What this task involves ::
Entries follow. Set all of them down as they stand.

Data entries ::

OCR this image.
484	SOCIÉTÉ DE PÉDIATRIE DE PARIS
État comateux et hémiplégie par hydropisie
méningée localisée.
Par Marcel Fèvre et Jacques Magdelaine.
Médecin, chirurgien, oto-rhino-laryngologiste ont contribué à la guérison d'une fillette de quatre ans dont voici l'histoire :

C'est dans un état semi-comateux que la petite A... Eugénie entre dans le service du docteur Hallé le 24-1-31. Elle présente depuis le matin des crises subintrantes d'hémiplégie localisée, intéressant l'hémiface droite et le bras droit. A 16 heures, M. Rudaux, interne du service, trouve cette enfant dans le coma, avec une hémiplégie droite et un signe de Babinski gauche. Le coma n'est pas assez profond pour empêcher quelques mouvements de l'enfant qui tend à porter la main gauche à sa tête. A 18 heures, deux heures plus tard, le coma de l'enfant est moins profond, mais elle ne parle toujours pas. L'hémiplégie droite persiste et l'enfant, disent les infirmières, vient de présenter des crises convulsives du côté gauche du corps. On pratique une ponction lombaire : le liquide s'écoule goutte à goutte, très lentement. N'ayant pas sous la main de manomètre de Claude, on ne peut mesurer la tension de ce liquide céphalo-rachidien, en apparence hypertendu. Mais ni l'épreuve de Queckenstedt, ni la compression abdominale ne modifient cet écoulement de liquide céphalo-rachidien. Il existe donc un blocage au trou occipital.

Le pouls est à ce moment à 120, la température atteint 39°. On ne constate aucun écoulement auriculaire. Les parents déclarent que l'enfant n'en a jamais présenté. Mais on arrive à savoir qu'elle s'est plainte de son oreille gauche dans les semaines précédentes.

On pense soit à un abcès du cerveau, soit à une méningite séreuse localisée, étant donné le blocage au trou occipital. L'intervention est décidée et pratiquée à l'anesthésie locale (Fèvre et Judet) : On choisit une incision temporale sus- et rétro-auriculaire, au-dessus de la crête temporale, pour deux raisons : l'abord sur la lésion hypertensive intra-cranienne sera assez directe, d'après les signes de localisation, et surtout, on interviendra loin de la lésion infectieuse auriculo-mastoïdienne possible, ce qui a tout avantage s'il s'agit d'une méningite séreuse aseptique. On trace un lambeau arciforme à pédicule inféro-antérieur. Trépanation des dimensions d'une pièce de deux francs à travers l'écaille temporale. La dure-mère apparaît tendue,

Exercise solution ::
OCR this image.
484	SOCIÉTÉ DE PÉDIATRIE DE PARIS
État comateux et hémiplégie par hydropisie
méningée localisée.
Par Marcel Fèvre et Jacques Magdelaine.
Médecin, chirurgien, oto-rhino-laryngologiste ont contribué à la guérison d'une fillette de quatre ans dont voici l'histoire :

C'est dans un état semi-comateux que la petite A... Eugénie entre dans le service du docteur Hallé le 24-1-31. Elle présente depuis le matin des crises subintrantes d'hémiplégie localisée, intéressant l'hémiface droite et le bras droit. A 16 heures, M. Rudaux, interne du service, trouve cette enfant dans le coma, avec une hémiplégie droite et un signe de Babinski gauche. Le coma n'est pas assez profond pour empêcher quelques mouvements de l'enfant qui tend à porter la main gauche à sa tête. A 18 heures, deux heures plus tard, le coma de l'enfant est moins profond, mais elle ne parle toujours pas. L'hémiplégie droite persiste et l'enfant, disent les infirmières, vient de présenter des crises convulsives du côté gauche du corps. On pratique une ponction lombaire : le liquide s'écoule goutte à goutte, très lentement. N'ayant pas sous la main de manomètre de Claude, on ne peut mesurer la tension de ce liquide céphalo-rachidien, en apparence hypertendu. Mais ni l'épreuve de Queckenstedt, ni la compression abdominale ne modifient cet écoulement de liquide céphalo-rachidien. Il existe donc un blocage au trou occipital.

Le pouls est à ce moment à 120, la température atteint 39°. On ne constate aucun écoulement auriculaire. Les parents déclarent que l'enfant n'en a jamais présenté. Mais on arrive à savoir qu'elle s'est plainte de son oreille gauche dans les semaines précédentes.

On pense soit à un abcès du cerveau, soit à une méningite séreuse localisée, étant donné le blocage au trou occipital. L'intervention est décidée et pratiquée à l'anesthésie locale (Fèvre et Judet) : On choisit une incision temporale sus- et rétro-auriculaire, au-dessus de la crête temporale, pour deux raisons : l'abord sur la lésion hypertensive intra-cranienne sera assez directe, d'après les signes de localisation, et surtout, on interviendra loin de la lésion infectieuse auriculo-mastoïdienne possible, ce qui a tout avantage s'il s'agit d'une méningite séreuse aseptique. On trace un lambeau arciforme à pédicule inféro-antérieur. Trépanation des dimensions d'une pièce de deux francs à travers l'écaille temporale. La dure-mère apparaît tendue,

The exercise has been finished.